◆ AIM OF THE EXERCISE: Exclude the pictures, then copy all remaining records exactly.

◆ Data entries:
——

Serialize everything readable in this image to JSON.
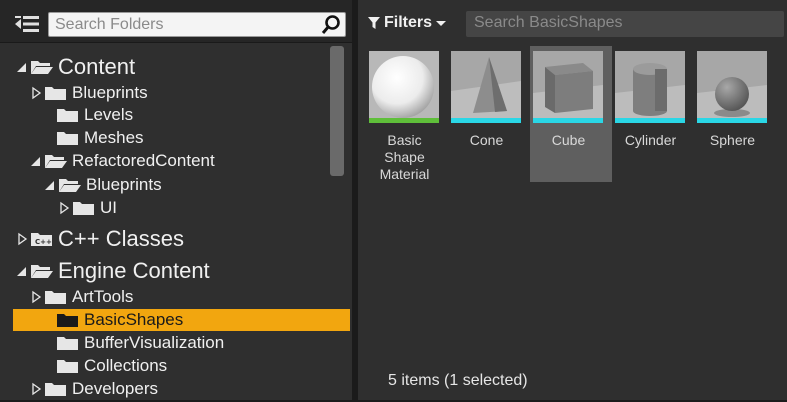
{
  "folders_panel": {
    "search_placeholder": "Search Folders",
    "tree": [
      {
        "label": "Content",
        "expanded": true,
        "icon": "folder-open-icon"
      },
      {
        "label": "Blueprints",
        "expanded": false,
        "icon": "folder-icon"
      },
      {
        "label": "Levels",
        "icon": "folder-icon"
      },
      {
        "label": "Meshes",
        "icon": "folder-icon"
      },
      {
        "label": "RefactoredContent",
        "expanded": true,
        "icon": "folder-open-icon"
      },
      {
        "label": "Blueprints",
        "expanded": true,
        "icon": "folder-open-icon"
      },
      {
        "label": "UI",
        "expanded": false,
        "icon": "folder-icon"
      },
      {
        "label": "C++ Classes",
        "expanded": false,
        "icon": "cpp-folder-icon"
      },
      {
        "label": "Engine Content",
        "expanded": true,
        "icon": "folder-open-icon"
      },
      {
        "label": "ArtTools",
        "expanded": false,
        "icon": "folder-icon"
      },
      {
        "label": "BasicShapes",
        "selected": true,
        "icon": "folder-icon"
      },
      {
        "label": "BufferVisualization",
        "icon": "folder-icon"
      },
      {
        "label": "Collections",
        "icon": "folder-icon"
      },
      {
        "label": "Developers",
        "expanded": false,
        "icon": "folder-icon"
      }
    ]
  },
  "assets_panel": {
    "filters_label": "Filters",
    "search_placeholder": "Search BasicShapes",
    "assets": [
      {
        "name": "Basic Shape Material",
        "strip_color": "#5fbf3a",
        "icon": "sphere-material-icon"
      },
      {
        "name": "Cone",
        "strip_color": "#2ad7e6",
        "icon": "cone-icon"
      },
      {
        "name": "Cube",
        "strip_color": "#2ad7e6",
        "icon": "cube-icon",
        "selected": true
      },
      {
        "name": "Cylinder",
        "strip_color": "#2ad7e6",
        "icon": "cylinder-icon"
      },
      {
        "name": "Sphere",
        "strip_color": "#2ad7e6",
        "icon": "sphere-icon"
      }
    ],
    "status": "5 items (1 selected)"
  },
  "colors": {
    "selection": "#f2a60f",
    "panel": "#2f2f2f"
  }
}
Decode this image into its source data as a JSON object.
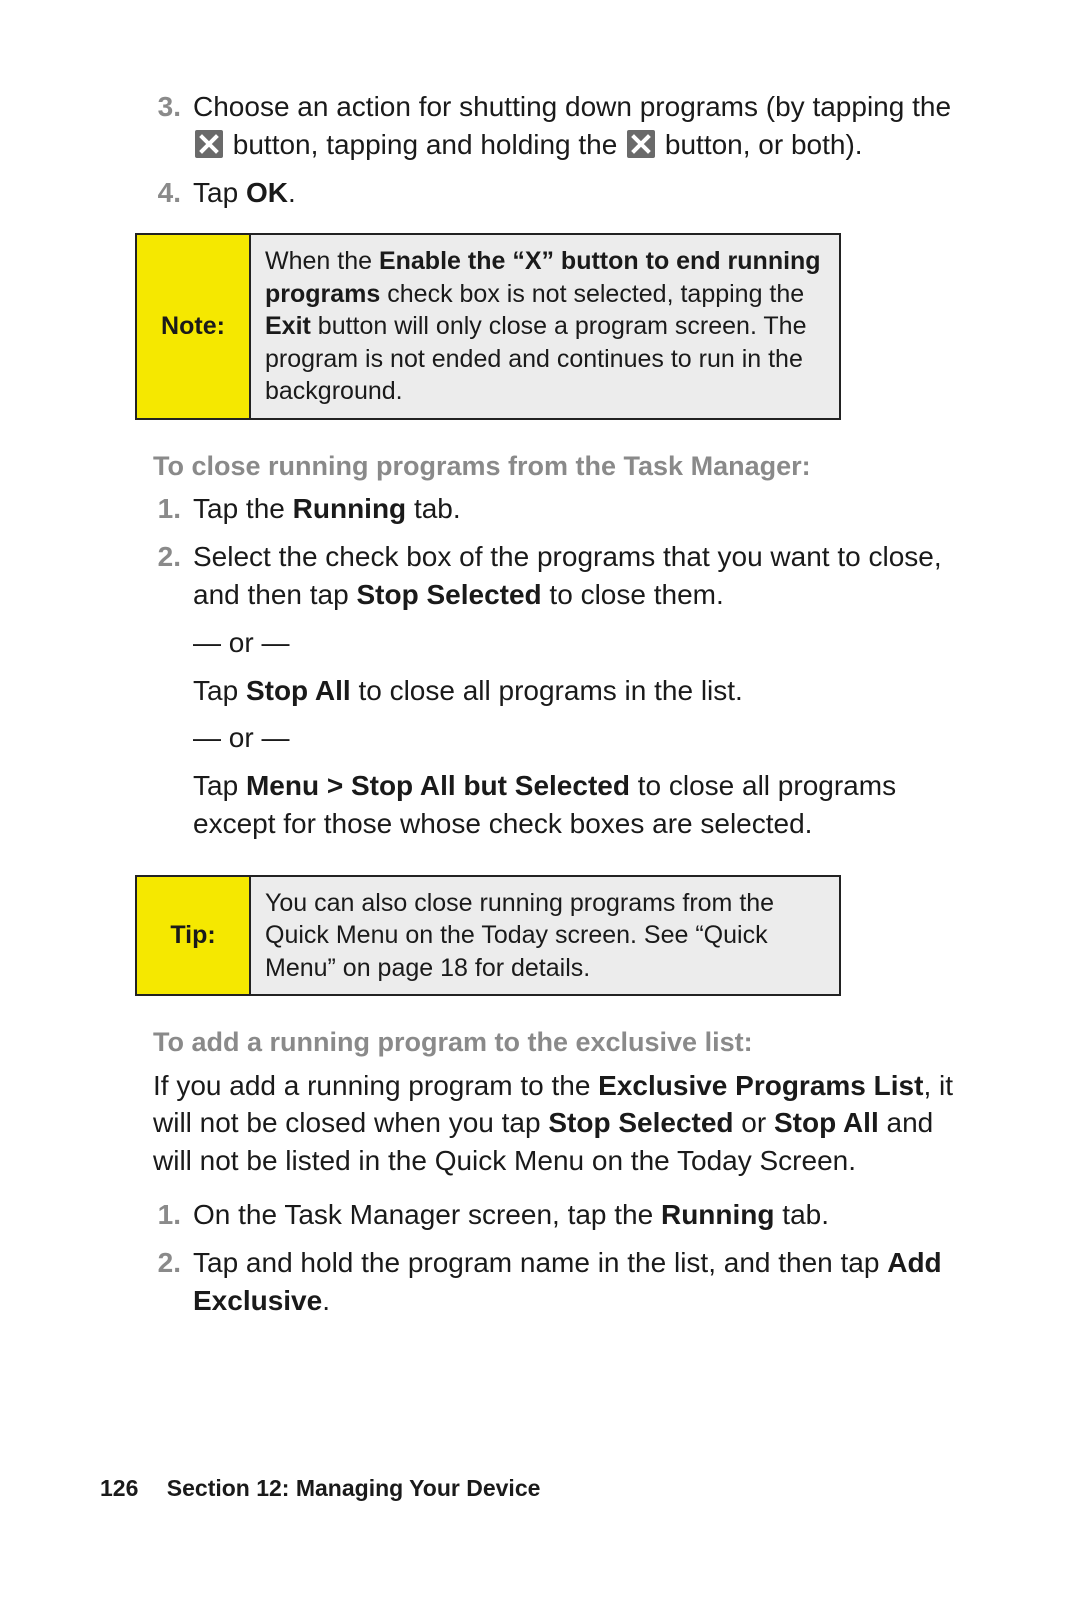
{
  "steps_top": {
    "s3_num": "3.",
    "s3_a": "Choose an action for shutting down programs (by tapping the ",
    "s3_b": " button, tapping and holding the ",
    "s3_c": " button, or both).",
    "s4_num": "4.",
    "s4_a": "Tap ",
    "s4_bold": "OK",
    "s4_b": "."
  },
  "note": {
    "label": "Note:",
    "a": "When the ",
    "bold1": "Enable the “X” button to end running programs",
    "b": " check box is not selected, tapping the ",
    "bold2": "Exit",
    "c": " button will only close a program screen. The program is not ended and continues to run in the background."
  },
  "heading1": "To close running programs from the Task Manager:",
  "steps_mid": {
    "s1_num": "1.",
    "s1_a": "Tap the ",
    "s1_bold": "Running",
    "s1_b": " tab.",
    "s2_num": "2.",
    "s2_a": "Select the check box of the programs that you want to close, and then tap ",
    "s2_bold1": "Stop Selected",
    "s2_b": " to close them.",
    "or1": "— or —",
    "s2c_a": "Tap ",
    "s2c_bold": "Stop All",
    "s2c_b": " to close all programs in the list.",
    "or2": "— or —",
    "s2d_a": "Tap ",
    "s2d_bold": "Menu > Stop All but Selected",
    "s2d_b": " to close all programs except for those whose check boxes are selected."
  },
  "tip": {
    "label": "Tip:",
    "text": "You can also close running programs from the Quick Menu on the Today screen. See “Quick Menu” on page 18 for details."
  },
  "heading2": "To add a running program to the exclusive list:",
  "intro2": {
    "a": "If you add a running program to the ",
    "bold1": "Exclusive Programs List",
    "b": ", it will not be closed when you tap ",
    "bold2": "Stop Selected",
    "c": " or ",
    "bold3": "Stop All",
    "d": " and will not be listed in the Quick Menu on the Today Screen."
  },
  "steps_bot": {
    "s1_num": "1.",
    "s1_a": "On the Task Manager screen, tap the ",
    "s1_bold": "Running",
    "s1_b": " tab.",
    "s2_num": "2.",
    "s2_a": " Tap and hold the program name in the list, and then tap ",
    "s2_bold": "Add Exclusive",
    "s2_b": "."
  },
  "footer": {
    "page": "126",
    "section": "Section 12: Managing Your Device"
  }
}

——

◆ FINAL RESULT:
Serialize everything readable in this image to JSON.
{
  "folders_panel": {
    "search_placeholder": "Search Folders",
    "tree": [
      {
        "label": "Content",
        "expanded": true,
        "icon": "folder-open-icon"
      },
      {
        "label": "Blueprints",
        "expanded": false,
        "icon": "folder-icon"
      },
      {
        "label": "Levels",
        "icon": "folder-icon"
      },
      {
        "label": "Meshes",
        "icon": "folder-icon"
      },
      {
        "label": "RefactoredContent",
        "expanded": true,
        "icon": "folder-open-icon"
      },
      {
        "label": "Blueprints",
        "expanded": true,
        "icon": "folder-open-icon"
      },
      {
        "label": "UI",
        "expanded": false,
        "icon": "folder-icon"
      },
      {
        "label": "C++ Classes",
        "expanded": false,
        "icon": "cpp-folder-icon"
      },
      {
        "label": "Engine Content",
        "expanded": true,
        "icon": "folder-open-icon"
      },
      {
        "label": "ArtTools",
        "expanded": false,
        "icon": "folder-icon"
      },
      {
        "label": "BasicShapes",
        "selected": true,
        "icon": "folder-icon"
      },
      {
        "label": "BufferVisualization",
        "icon": "folder-icon"
      },
      {
        "label": "Collections",
        "icon": "folder-icon"
      },
      {
        "label": "Developers",
        "expanded": false,
        "icon": "folder-icon"
      }
    ]
  },
  "assets_panel": {
    "filters_label": "Filters",
    "search_placeholder": "Search BasicShapes",
    "assets": [
      {
        "name": "Basic Shape Material",
        "strip_color": "#5fbf3a",
        "icon": "sphere-material-icon"
      },
      {
        "name": "Cone",
        "strip_color": "#2ad7e6",
        "icon": "cone-icon"
      },
      {
        "name": "Cube",
        "strip_color": "#2ad7e6",
        "icon": "cube-icon",
        "selected": true
      },
      {
        "name": "Cylinder",
        "strip_color": "#2ad7e6",
        "icon": "cylinder-icon"
      },
      {
        "name": "Sphere",
        "strip_color": "#2ad7e6",
        "icon": "sphere-icon"
      }
    ],
    "status": "5 items (1 selected)"
  },
  "colors": {
    "selection": "#f2a60f",
    "panel": "#2f2f2f"
  }
}
Decode this image into its source data as a JSON object.
{
  "steps_top": {
    "s3_num": "3.",
    "s3_a": "Choose an action for shutting down programs (by tapping the ",
    "s3_b": " button, tapping and holding the ",
    "s3_c": " button, or both).",
    "s4_num": "4.",
    "s4_a": "Tap ",
    "s4_bold": "OK",
    "s4_b": "."
  },
  "note": {
    "label": "Note:",
    "a": "When the ",
    "bold1": "Enable the “X” button to end running programs",
    "b": " check box is not selected, tapping the ",
    "bold2": "Exit",
    "c": " button will only close a program screen. The program is not ended and continues to run in the background."
  },
  "heading1": "To close running programs from the Task Manager:",
  "steps_mid": {
    "s1_num": "1.",
    "s1_a": "Tap the ",
    "s1_bold": "Running",
    "s1_b": " tab.",
    "s2_num": "2.",
    "s2_a": "Select the check box of the programs that you want to close, and then tap ",
    "s2_bold1": "Stop Selected",
    "s2_b": " to close them.",
    "or1": "— or —",
    "s2c_a": "Tap ",
    "s2c_bold": "Stop All",
    "s2c_b": " to close all programs in the list.",
    "or2": "— or —",
    "s2d_a": "Tap ",
    "s2d_bold": "Menu > Stop All but Selected",
    "s2d_b": " to close all programs except for those whose check boxes are selected."
  },
  "tip": {
    "label": "Tip:",
    "text": "You can also close running programs from the Quick Menu on the Today screen. See “Quick Menu” on page 18 for details."
  },
  "heading2": "To add a running program to the exclusive list:",
  "intro2": {
    "a": "If you add a running program to the ",
    "bold1": "Exclusive Programs List",
    "b": ", it will not be closed when you tap ",
    "bold2": "Stop Selected",
    "c": " or ",
    "bold3": "Stop All",
    "d": " and will not be listed in the Quick Menu on the Today Screen."
  },
  "steps_bot": {
    "s1_num": "1.",
    "s1_a": "On the Task Manager screen, tap the ",
    "s1_bold": "Running",
    "s1_b": " tab.",
    "s2_num": "2.",
    "s2_a": " Tap and hold the program name in the list, and then tap ",
    "s2_bold": "Add Exclusive",
    "s2_b": "."
  },
  "footer": {
    "page": "126",
    "section": "Section 12: Managing Your Device"
  }
}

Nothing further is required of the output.